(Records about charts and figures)
□ □ □ □ □ □ □

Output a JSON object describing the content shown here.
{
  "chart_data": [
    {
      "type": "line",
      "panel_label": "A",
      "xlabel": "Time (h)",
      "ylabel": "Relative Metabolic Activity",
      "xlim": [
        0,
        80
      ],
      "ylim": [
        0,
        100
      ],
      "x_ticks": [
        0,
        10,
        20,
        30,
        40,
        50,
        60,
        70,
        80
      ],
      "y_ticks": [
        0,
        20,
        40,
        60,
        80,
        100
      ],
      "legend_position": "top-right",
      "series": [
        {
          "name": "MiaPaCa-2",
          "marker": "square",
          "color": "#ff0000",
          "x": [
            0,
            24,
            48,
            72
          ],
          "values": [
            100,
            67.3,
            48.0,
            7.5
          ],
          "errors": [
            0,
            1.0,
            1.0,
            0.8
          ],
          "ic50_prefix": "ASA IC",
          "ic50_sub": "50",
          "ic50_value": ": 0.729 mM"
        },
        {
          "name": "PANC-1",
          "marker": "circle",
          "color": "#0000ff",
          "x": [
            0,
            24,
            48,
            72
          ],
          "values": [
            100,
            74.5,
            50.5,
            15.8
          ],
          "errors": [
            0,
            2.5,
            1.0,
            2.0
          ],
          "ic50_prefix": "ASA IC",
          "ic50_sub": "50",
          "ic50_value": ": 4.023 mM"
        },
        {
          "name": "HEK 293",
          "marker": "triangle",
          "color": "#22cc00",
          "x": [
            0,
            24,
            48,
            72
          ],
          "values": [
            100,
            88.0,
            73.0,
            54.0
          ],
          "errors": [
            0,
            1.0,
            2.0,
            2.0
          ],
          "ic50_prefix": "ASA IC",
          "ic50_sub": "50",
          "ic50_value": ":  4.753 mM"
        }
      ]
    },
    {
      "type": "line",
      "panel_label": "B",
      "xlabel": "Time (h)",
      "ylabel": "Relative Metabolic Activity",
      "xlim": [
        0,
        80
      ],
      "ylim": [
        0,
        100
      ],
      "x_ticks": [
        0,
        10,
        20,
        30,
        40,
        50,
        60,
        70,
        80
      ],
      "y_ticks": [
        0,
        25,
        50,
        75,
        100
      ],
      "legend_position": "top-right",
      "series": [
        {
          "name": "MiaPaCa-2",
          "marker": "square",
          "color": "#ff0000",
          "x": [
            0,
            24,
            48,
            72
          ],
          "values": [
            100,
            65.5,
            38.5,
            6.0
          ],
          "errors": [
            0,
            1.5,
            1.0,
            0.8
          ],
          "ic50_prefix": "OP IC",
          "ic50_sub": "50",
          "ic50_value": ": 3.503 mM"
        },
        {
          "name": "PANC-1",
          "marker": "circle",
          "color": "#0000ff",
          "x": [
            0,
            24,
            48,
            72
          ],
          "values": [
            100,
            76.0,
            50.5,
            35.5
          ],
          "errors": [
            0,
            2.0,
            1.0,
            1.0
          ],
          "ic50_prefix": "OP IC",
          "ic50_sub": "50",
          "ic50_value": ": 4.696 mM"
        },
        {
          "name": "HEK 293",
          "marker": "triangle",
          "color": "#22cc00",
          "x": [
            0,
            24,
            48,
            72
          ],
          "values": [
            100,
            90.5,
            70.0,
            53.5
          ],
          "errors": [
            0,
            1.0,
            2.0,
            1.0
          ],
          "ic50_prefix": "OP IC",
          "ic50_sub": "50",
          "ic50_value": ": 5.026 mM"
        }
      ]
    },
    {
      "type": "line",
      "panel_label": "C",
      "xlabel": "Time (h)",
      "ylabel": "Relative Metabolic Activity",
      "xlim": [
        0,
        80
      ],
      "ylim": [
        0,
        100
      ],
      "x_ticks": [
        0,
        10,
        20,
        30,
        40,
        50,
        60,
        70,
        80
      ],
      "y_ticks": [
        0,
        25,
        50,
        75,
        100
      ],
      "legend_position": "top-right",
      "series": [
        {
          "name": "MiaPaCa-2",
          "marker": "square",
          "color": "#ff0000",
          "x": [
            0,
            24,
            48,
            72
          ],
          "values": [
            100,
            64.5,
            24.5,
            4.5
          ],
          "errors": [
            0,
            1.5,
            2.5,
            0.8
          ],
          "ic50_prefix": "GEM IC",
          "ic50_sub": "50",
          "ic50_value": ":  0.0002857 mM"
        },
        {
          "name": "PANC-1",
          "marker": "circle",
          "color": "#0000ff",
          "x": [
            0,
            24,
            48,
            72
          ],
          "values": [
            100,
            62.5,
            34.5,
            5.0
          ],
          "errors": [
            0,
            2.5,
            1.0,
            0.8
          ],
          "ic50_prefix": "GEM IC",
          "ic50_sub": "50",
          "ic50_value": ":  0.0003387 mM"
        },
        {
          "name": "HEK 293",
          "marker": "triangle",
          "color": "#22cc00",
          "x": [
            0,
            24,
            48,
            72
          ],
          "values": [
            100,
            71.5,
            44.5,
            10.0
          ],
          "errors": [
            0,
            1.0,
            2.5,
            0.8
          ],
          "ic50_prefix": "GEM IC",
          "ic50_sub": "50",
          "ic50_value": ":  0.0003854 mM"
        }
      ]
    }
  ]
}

□ □ □ □ □ □ □

Retype the entries one by one, exactly.

Output a JSON object describing the content shown here.
{
  "chart_data": [
    {
      "type": "line",
      "panel_label": "A",
      "xlabel": "Time (h)",
      "ylabel": "Relative Metabolic Activity",
      "xlim": [
        0,
        80
      ],
      "ylim": [
        0,
        100
      ],
      "x_ticks": [
        0,
        10,
        20,
        30,
        40,
        50,
        60,
        70,
        80
      ],
      "y_ticks": [
        0,
        20,
        40,
        60,
        80,
        100
      ],
      "legend_position": "top-right",
      "series": [
        {
          "name": "MiaPaCa-2",
          "marker": "square",
          "color": "#ff0000",
          "x": [
            0,
            24,
            48,
            72
          ],
          "values": [
            100,
            67.3,
            48.0,
            7.5
          ],
          "errors": [
            0,
            1.0,
            1.0,
            0.8
          ],
          "ic50_prefix": "ASA IC",
          "ic50_sub": "50",
          "ic50_value": ": 0.729 mM"
        },
        {
          "name": "PANC-1",
          "marker": "circle",
          "color": "#0000ff",
          "x": [
            0,
            24,
            48,
            72
          ],
          "values": [
            100,
            74.5,
            50.5,
            15.8
          ],
          "errors": [
            0,
            2.5,
            1.0,
            2.0
          ],
          "ic50_prefix": "ASA IC",
          "ic50_sub": "50",
          "ic50_value": ": 4.023 mM"
        },
        {
          "name": "HEK 293",
          "marker": "triangle",
          "color": "#22cc00",
          "x": [
            0,
            24,
            48,
            72
          ],
          "values": [
            100,
            88.0,
            73.0,
            54.0
          ],
          "errors": [
            0,
            1.0,
            2.0,
            2.0
          ],
          "ic50_prefix": "ASA IC",
          "ic50_sub": "50",
          "ic50_value": ":  4.753 mM"
        }
      ]
    },
    {
      "type": "line",
      "panel_label": "B",
      "xlabel": "Time (h)",
      "ylabel": "Relative Metabolic Activity",
      "xlim": [
        0,
        80
      ],
      "ylim": [
        0,
        100
      ],
      "x_ticks": [
        0,
        10,
        20,
        30,
        40,
        50,
        60,
        70,
        80
      ],
      "y_ticks": [
        0,
        25,
        50,
        75,
        100
      ],
      "legend_position": "top-right",
      "series": [
        {
          "name": "MiaPaCa-2",
          "marker": "square",
          "color": "#ff0000",
          "x": [
            0,
            24,
            48,
            72
          ],
          "values": [
            100,
            65.5,
            38.5,
            6.0
          ],
          "errors": [
            0,
            1.5,
            1.0,
            0.8
          ],
          "ic50_prefix": "OP IC",
          "ic50_sub": "50",
          "ic50_value": ": 3.503 mM"
        },
        {
          "name": "PANC-1",
          "marker": "circle",
          "color": "#0000ff",
          "x": [
            0,
            24,
            48,
            72
          ],
          "values": [
            100,
            76.0,
            50.5,
            35.5
          ],
          "errors": [
            0,
            2.0,
            1.0,
            1.0
          ],
          "ic50_prefix": "OP IC",
          "ic50_sub": "50",
          "ic50_value": ": 4.696 mM"
        },
        {
          "name": "HEK 293",
          "marker": "triangle",
          "color": "#22cc00",
          "x": [
            0,
            24,
            48,
            72
          ],
          "values": [
            100,
            90.5,
            70.0,
            53.5
          ],
          "errors": [
            0,
            1.0,
            2.0,
            1.0
          ],
          "ic50_prefix": "OP IC",
          "ic50_sub": "50",
          "ic50_value": ": 5.026 mM"
        }
      ]
    },
    {
      "type": "line",
      "panel_label": "C",
      "xlabel": "Time (h)",
      "ylabel": "Relative Metabolic Activity",
      "xlim": [
        0,
        80
      ],
      "ylim": [
        0,
        100
      ],
      "x_ticks": [
        0,
        10,
        20,
        30,
        40,
        50,
        60,
        70,
        80
      ],
      "y_ticks": [
        0,
        25,
        50,
        75,
        100
      ],
      "legend_position": "top-right",
      "series": [
        {
          "name": "MiaPaCa-2",
          "marker": "square",
          "color": "#ff0000",
          "x": [
            0,
            24,
            48,
            72
          ],
          "values": [
            100,
            64.5,
            24.5,
            4.5
          ],
          "errors": [
            0,
            1.5,
            2.5,
            0.8
          ],
          "ic50_prefix": "GEM IC",
          "ic50_sub": "50",
          "ic50_value": ":  0.0002857 mM"
        },
        {
          "name": "PANC-1",
          "marker": "circle",
          "color": "#0000ff",
          "x": [
            0,
            24,
            48,
            72
          ],
          "values": [
            100,
            62.5,
            34.5,
            5.0
          ],
          "errors": [
            0,
            2.5,
            1.0,
            0.8
          ],
          "ic50_prefix": "GEM IC",
          "ic50_sub": "50",
          "ic50_value": ":  0.0003387 mM"
        },
        {
          "name": "HEK 293",
          "marker": "triangle",
          "color": "#22cc00",
          "x": [
            0,
            24,
            48,
            72
          ],
          "values": [
            100,
            71.5,
            44.5,
            10.0
          ],
          "errors": [
            0,
            1.0,
            2.5,
            0.8
          ],
          "ic50_prefix": "GEM IC",
          "ic50_sub": "50",
          "ic50_value": ":  0.0003854 mM"
        }
      ]
    }
  ]
}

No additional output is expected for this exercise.